Task: Give the number of lines in this listing that contain the word "возможности", and nothing else.

====

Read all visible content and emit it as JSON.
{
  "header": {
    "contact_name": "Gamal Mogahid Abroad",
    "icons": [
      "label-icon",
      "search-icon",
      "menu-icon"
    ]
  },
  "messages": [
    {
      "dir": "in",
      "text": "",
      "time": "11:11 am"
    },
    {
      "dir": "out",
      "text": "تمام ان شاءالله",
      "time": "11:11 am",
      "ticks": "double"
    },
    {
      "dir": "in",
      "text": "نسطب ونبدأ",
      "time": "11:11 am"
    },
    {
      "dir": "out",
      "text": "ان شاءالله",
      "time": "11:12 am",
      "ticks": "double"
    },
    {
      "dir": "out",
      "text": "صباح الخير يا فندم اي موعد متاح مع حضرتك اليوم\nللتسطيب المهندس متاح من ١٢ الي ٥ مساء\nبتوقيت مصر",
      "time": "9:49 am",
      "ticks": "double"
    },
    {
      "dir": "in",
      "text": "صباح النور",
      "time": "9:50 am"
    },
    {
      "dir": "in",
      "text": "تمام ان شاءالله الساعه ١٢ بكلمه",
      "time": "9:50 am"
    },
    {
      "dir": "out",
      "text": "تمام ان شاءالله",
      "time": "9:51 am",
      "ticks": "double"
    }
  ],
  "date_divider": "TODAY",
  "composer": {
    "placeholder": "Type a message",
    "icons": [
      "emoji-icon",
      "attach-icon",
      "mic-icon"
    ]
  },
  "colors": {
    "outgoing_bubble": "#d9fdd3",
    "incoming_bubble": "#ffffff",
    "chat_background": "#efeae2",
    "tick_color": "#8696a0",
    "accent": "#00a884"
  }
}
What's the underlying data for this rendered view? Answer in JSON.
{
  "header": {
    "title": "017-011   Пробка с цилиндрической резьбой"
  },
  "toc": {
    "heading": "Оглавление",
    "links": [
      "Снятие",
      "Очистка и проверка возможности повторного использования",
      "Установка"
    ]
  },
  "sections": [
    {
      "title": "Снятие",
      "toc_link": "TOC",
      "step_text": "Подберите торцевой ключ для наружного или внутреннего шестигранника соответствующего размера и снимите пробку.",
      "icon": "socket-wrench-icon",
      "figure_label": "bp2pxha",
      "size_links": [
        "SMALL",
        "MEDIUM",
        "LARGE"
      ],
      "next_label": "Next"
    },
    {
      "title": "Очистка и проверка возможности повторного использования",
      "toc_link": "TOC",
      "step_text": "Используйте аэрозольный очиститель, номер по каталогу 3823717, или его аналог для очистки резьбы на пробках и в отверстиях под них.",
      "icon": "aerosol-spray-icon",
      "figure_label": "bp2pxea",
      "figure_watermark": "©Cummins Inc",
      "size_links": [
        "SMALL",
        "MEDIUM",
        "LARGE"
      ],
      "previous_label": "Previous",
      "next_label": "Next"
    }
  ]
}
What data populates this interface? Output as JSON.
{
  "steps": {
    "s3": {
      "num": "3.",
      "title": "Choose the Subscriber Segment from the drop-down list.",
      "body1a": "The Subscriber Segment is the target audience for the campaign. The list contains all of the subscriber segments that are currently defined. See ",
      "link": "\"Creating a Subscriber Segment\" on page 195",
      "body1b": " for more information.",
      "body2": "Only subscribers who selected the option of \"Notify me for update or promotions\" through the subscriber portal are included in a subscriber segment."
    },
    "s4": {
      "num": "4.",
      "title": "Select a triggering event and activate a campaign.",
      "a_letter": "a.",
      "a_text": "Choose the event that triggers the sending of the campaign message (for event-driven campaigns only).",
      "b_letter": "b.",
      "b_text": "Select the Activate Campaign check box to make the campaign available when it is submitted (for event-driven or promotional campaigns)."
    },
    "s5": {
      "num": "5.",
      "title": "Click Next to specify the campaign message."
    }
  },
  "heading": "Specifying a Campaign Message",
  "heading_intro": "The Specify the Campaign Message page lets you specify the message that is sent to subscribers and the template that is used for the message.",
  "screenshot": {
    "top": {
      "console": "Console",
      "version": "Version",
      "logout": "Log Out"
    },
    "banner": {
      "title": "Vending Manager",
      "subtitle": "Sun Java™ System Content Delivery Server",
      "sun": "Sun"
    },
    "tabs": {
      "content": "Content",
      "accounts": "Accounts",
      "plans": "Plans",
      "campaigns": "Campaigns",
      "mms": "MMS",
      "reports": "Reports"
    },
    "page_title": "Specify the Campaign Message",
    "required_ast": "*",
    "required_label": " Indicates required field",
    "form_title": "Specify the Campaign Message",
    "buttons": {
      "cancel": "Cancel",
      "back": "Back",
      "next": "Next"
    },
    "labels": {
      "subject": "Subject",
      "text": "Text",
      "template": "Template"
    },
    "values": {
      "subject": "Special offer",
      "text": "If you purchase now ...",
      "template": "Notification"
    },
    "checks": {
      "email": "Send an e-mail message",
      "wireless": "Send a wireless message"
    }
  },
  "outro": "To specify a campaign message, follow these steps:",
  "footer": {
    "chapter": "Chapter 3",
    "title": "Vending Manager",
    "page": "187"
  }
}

====

Full solution: 2